» **Listing**:
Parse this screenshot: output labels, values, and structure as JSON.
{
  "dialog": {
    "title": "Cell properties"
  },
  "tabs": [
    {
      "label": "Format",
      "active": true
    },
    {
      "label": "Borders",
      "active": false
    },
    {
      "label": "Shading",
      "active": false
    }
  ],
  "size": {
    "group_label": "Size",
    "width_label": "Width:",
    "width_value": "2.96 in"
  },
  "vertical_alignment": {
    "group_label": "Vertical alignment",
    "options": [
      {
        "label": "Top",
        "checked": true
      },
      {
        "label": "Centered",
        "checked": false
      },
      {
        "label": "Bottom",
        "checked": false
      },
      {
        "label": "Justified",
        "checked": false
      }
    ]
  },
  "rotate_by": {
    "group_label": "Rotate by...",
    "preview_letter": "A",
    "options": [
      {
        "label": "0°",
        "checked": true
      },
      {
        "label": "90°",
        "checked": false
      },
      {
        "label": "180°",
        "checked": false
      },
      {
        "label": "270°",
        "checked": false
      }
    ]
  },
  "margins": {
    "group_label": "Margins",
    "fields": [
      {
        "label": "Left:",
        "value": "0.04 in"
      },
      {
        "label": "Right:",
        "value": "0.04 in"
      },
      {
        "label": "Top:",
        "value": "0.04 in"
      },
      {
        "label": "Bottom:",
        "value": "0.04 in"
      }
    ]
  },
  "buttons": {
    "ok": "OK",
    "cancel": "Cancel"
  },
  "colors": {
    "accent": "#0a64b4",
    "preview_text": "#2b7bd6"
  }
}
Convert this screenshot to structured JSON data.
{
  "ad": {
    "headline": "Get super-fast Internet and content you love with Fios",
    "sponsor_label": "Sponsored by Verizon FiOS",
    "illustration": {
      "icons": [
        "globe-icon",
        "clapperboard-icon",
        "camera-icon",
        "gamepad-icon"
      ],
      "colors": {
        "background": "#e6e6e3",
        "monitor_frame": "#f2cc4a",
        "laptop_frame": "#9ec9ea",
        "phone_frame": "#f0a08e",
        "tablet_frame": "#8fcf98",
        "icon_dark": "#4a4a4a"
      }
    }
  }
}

» **Problem description**: Reproduce each entry from the records above, character for character.

» **Right answer**:
Parse this screenshot: output labels, values, and structure as JSON.
{
  "dialog": {
    "title": "Cell properties"
  },
  "tabs": [
    {
      "label": "Format",
      "active": true
    },
    {
      "label": "Borders",
      "active": false
    },
    {
      "label": "Shading",
      "active": false
    }
  ],
  "size": {
    "group_label": "Size",
    "width_label": "Width:",
    "width_value": "2.96 in"
  },
  "vertical_alignment": {
    "group_label": "Vertical alignment",
    "options": [
      {
        "label": "Top",
        "checked": true
      },
      {
        "label": "Centered",
        "checked": false
      },
      {
        "label": "Bottom",
        "checked": false
      },
      {
        "label": "Justified",
        "checked": false
      }
    ]
  },
  "rotate_by": {
    "group_label": "Rotate by...",
    "preview_letter": "A",
    "options": [
      {
        "label": "0°",
        "checked": true
      },
      {
        "label": "90°",
        "checked": false
      },
      {
        "label": "180°",
        "checked": false
      },
      {
        "label": "270°",
        "checked": false
      }
    ]
  },
  "margins": {
    "group_label": "Margins",
    "fields": [
      {
        "label": "Left:",
        "value": "0.04 in"
      },
      {
        "label": "Right:",
        "value": "0.04 in"
      },
      {
        "label": "Top:",
        "value": "0.04 in"
      },
      {
        "label": "Bottom:",
        "value": "0.04 in"
      }
    ]
  },
  "buttons": {
    "ok": "OK",
    "cancel": "Cancel"
  },
  "colors": {
    "accent": "#0a64b4",
    "preview_text": "#2b7bd6"
  }
}
Convert this screenshot to structured JSON data.
{
  "ad": {
    "headline": "Get super-fast Internet and content you love with Fios",
    "sponsor_label": "Sponsored by Verizon FiOS",
    "illustration": {
      "icons": [
        "globe-icon",
        "clapperboard-icon",
        "camera-icon",
        "gamepad-icon"
      ],
      "colors": {
        "background": "#e6e6e3",
        "monitor_frame": "#f2cc4a",
        "laptop_frame": "#9ec9ea",
        "phone_frame": "#f0a08e",
        "tablet_frame": "#8fcf98",
        "icon_dark": "#4a4a4a"
      }
    }
  }
}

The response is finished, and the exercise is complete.